**Trecho do texto**.
====

Fósseis de tecidos resistentes são raros, mas não tão raros como pensam os leigos. Grandes quantidades de fósseis de tecidos resistentes já foram relatados na literatura. Alguns dos exemplos são, inclusive, brasileiros, como os peixes da Chapada do Araripe, que preservam até seu conteúdo estomacal. Porém, alguns dos chamados fósseis de tecidos não-resistentes apenas impressões ou moldes que marcam o contorno de um animal que não contém partes duras, como por exemplo moldes de águas vivas. A Tafonomia é a ciência que estuda justamente como ocorre a preservação de restos orgânicos como fósseis e seus estudos envolvem tanto estudos das rochas que envolvem fósseis quanto estudos de Actuopaleontologia, que envolvem o acompanhamento desde o post-mortem de seres vivos até sua decomposição e possível soterramento. Como dizemos hoje em dia, a Paleontologia não é uma ciência de gabinete, restrita às coleções de museus. Paleontólogos vão a campo, estudam processos biológicos, químicos e geológicos desde a morte dos organismos até sua preservação em rochas.

Mas qual foi o problema então, de utilizar um termo mal traduzido, de soft tissue, no inglês para tecido macio? Quais foram então as conclusões que o uso errado do termo induziu?

Primeiramente, devemos destacar que erros de tradução se tornaram muito frequentes na atualidade no meio jornalístico e de divulgação científica. Pressionado pelo tempo escasso e quiçá sem ter conhecimento de um profissional da área para recorrer e tirar dúvidas, o tradutor/jornalista se vê muitas vezes na situação de procurar dicionários ou mesmo tradutores automáticos escolhidos aleatoriamente, especialmente quando não domina o idioma original.

Sem relação

Um ponto interessante é notar que os dois maiores provedores brasileiros acabaram cometendo o mesmo erro de tradução, o que nos faz perguntar como isso ocorreu. Ambos os provedores creditam à pesquisadora Maria Páramo, professora da UN e uma das responsáveis pelo estudo dos restos do réptil citado, a afirmação de que “pequenas manchas brancas com tecidos entre os ossos, as quais correspondem às regiões em que estavam órgãos como os pulmões” teriam sido encontradas e que a conservação de tecidos macios em fósseis pré-históricos seria algo pouco frequente. Essa afirmação não condiz exatamente com o artigo Eonatator coellensis nov. Sp. (Squamata: Mosasauridae), a new species from the upper cretaceous of colombia, publicado pela dra. Maria Páramo na Revista de La Academia Colombiana de Ciencias Exactas, Físicas y Naturales.

Em seu artigo original, Maria Páramo afirma ter encontrado manchas fosfáticas que foram interpretadas como soft tissue, ou tecidos não-resistente [tradução sugerida para dirimir este tipo de confusão em Gobbo & Bertini, 2014. Tecidos moles (não resistentes): como se fossilizam?].

====

**Registros armazenados**.
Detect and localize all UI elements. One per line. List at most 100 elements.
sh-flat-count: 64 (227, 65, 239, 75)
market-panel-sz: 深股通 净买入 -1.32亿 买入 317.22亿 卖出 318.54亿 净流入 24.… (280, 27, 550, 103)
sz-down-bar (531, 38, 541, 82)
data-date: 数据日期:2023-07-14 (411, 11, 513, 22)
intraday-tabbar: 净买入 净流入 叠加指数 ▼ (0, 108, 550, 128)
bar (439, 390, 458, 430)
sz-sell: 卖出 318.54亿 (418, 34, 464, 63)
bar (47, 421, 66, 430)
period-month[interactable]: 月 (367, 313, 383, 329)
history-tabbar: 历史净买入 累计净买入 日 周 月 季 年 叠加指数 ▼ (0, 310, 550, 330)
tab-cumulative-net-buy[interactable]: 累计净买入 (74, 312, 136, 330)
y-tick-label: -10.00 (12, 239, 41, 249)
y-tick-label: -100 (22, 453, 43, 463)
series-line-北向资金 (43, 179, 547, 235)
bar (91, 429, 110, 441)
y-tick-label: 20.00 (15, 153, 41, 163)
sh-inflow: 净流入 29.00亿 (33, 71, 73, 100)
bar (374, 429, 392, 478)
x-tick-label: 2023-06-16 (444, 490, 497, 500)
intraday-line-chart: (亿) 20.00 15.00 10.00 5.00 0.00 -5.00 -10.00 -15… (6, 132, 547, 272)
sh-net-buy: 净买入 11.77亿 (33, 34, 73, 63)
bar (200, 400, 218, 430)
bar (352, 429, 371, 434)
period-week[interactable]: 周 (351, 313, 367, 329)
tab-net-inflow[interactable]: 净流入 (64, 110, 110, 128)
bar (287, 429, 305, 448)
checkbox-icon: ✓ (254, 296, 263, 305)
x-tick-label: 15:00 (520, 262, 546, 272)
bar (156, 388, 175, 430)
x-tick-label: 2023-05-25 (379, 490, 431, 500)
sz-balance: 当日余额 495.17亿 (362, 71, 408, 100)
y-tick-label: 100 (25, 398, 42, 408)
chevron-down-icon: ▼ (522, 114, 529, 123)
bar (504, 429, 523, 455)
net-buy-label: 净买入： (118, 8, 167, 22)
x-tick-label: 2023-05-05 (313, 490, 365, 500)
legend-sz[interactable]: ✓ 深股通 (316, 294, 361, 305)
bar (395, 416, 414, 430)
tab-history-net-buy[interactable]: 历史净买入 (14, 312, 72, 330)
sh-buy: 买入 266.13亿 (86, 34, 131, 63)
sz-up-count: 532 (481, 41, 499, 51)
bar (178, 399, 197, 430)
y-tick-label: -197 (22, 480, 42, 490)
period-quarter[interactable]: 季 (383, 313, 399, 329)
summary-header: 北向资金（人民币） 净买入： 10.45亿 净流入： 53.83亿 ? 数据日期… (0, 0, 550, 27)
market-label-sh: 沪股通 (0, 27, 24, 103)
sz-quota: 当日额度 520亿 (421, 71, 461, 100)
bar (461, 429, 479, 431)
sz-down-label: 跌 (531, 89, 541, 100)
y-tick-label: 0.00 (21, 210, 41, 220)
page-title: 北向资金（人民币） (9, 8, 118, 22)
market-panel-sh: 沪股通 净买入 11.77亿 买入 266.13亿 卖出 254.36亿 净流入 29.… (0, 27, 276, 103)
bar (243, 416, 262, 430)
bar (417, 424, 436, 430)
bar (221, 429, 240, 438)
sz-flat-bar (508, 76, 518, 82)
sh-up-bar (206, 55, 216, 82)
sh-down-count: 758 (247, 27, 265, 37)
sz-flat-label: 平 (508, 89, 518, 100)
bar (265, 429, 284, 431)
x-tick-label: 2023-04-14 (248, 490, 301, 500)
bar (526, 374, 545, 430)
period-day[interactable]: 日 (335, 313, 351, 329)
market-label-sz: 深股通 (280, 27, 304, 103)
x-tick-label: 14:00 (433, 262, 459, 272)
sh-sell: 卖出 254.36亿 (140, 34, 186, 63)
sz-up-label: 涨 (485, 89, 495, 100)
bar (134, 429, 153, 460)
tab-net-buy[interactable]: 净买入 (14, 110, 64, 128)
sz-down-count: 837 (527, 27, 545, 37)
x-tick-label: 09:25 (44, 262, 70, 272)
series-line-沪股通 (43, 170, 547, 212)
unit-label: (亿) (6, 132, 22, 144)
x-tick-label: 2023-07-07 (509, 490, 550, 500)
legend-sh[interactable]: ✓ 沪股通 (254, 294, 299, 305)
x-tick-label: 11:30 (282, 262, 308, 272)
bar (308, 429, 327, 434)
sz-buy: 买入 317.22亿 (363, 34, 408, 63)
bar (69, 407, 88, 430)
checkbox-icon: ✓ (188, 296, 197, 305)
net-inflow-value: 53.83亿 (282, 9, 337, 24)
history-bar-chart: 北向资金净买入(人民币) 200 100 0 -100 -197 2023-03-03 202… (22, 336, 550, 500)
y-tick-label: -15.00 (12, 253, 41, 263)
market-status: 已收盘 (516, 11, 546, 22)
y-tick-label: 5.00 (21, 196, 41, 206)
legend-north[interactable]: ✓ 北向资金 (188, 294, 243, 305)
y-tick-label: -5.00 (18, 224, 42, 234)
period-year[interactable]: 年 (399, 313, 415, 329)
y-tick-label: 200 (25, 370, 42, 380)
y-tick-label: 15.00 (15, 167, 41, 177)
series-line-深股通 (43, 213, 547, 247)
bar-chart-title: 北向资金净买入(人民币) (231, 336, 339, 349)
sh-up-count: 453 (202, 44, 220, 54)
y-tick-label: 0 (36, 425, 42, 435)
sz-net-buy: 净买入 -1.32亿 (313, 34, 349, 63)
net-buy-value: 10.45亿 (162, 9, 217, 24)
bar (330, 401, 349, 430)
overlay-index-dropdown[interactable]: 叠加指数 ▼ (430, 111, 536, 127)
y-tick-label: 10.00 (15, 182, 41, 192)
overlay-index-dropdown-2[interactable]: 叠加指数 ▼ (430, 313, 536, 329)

====

**O que se pede**.
a) Liste todas as ciências ou disciplinas mencionadas pelo nome no trecho sobre fósseis de tecidos não resistentes.
b) Retome o trecho sobre fósseis de tecidos não resistentes, escrevendo o que viria logo após a última frase apresentada.
Os registros não são necessários para este exercício.

**Resultados das tarefas**.
a) Tafonomia, Actuopaleontologia e Paleontologia.

b)
Pois bem, para quem tem algum conhecimento de tafonomia, uma das formas de preservação de tecidos moles é justamente a presença de manchas fosfáticas, quando estas manchas estão justamente envolvendo ossos, ou em cavidades limitadas por ossos, como cavidade abdominal entre costelas etc.. Então, se interpreta que o fosfato aí presente é originário de processos tafonômicos resultante da decomposição dos órgãos constituídos de tecido não resistente, como pulmão, por exemplo. No entender de um profissional da área, a interpretação da Dra. Páramo está correta. Uma das origens do fosfato nas rochas sedimentares é justamente pelo acúmulo de restos orgânicos, animais e vegetais, pois o fósforo está presente tanto em tecidos vegetais quanto em tecidos animais. Em animais está presente tanto nos ossos, dentes e conchas, como também nos tecidos não resistentes.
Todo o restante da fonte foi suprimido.